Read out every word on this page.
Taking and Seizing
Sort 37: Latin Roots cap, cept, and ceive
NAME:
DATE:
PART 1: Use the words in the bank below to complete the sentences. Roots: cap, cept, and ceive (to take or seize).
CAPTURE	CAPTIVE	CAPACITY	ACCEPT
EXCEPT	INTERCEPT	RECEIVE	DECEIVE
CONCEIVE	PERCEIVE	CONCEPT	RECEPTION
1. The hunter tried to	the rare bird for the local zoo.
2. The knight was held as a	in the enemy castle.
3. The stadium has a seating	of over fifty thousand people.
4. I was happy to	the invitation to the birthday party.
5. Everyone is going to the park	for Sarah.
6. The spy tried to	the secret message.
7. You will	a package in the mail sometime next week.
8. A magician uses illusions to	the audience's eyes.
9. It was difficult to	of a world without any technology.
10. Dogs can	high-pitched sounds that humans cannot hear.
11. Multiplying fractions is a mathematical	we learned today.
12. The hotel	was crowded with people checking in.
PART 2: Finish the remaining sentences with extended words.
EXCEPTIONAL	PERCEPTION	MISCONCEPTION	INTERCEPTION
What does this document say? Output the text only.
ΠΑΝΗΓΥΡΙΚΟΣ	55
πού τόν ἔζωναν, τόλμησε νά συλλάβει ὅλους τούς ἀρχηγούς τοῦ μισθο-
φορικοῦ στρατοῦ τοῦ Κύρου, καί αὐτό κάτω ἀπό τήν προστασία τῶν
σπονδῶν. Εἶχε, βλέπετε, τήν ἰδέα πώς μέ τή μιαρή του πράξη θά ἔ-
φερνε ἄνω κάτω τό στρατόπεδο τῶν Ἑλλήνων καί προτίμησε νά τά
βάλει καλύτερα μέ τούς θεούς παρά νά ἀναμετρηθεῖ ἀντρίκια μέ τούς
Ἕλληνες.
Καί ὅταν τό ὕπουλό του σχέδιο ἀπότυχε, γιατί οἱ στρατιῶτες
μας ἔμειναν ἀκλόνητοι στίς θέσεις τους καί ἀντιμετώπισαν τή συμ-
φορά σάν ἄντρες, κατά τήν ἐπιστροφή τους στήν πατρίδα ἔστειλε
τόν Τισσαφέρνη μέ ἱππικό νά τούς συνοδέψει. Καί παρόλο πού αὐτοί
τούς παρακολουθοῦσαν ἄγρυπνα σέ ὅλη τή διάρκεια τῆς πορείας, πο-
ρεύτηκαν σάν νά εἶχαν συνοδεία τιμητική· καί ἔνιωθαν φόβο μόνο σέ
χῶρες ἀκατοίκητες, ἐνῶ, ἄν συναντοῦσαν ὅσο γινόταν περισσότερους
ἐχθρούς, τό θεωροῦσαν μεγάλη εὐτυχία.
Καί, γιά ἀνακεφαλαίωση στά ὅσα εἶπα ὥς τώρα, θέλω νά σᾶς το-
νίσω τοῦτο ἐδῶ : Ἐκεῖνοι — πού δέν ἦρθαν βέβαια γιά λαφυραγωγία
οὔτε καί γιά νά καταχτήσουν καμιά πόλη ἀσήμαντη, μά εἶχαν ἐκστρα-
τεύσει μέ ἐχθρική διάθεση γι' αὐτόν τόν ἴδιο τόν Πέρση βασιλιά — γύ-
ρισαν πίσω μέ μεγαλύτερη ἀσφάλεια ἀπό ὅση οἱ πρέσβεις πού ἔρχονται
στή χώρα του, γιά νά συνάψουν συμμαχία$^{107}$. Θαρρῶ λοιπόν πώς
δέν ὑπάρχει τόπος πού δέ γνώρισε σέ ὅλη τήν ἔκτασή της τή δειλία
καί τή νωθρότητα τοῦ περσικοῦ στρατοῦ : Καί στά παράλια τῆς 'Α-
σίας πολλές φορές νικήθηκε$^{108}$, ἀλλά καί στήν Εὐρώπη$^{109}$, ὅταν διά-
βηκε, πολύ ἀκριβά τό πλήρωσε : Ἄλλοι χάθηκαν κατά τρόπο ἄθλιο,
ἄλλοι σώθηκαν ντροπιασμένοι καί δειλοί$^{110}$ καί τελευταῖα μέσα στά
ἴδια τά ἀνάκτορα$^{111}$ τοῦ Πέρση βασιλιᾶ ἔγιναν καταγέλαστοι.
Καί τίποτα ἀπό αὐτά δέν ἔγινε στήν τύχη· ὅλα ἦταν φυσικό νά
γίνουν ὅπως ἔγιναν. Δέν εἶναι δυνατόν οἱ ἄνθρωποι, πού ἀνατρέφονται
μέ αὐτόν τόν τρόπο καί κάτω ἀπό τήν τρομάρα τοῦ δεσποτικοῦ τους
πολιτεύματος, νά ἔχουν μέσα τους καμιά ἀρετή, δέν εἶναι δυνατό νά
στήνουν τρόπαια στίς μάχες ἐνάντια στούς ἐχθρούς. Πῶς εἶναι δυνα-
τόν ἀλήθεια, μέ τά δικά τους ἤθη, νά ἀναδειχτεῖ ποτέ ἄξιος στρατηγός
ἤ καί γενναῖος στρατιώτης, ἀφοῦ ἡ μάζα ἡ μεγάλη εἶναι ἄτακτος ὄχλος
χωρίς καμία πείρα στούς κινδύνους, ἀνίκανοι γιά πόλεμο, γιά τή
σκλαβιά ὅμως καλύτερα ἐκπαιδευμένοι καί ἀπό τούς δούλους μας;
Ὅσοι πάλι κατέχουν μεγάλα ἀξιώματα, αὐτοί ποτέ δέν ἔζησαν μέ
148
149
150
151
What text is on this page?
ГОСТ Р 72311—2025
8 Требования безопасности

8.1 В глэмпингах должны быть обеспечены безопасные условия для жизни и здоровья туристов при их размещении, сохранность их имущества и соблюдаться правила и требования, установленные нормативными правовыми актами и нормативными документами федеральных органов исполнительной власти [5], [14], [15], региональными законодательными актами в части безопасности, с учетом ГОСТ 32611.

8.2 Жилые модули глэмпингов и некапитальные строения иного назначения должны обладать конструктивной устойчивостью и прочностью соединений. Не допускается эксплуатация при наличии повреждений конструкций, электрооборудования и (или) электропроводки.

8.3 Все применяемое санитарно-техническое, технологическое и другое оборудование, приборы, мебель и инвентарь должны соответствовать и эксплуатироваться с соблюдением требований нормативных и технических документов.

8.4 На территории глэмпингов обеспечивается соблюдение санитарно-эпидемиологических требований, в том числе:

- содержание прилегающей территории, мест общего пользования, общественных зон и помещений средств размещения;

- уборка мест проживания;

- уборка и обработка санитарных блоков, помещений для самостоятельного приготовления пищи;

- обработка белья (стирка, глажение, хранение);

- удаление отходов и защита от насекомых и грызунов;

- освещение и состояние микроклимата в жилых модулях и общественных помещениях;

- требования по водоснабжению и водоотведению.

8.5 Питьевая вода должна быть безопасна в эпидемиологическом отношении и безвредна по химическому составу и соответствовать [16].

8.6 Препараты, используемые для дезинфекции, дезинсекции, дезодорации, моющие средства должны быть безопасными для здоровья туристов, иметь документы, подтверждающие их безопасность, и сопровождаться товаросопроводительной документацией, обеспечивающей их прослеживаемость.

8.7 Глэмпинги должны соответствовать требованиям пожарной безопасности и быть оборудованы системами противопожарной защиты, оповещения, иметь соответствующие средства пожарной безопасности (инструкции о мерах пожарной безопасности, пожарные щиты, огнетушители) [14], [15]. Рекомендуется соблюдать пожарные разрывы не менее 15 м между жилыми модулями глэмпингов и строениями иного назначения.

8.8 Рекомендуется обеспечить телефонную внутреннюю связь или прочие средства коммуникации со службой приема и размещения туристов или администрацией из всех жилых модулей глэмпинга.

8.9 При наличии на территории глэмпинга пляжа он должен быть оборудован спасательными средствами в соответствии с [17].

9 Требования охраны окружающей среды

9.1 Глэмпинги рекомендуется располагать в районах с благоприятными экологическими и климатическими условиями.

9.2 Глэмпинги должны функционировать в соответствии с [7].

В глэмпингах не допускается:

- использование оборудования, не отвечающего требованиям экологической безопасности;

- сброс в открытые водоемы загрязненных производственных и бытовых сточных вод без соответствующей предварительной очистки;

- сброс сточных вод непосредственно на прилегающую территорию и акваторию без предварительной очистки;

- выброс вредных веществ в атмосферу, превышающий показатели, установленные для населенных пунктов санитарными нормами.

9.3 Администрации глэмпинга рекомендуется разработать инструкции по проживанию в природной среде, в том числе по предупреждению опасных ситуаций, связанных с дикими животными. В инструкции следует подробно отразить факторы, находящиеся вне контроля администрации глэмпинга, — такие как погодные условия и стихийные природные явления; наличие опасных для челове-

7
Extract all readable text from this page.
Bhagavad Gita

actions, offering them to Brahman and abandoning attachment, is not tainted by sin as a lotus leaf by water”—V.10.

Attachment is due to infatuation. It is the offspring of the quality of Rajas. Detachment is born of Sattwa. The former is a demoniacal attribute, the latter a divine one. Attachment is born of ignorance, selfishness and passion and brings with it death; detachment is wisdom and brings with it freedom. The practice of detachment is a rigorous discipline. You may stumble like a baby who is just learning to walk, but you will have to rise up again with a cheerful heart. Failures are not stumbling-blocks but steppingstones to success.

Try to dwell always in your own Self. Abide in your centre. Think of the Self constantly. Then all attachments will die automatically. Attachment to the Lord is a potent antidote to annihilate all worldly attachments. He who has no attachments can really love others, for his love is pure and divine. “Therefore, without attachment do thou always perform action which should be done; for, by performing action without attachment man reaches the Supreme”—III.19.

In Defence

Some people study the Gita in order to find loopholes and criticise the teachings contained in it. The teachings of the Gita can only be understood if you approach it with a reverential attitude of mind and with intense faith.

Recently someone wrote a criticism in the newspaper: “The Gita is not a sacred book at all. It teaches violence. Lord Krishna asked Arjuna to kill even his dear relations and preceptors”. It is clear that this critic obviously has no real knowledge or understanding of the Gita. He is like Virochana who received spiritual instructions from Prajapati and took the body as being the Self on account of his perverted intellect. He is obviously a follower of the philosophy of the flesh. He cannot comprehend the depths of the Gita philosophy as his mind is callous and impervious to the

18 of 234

☆ ☆ ☆

**TASK REQUIREMENTS:** Give the number of lines in the listing above that contain "cannot", and nothing else.

**COMPLETE OUTPUT:** 2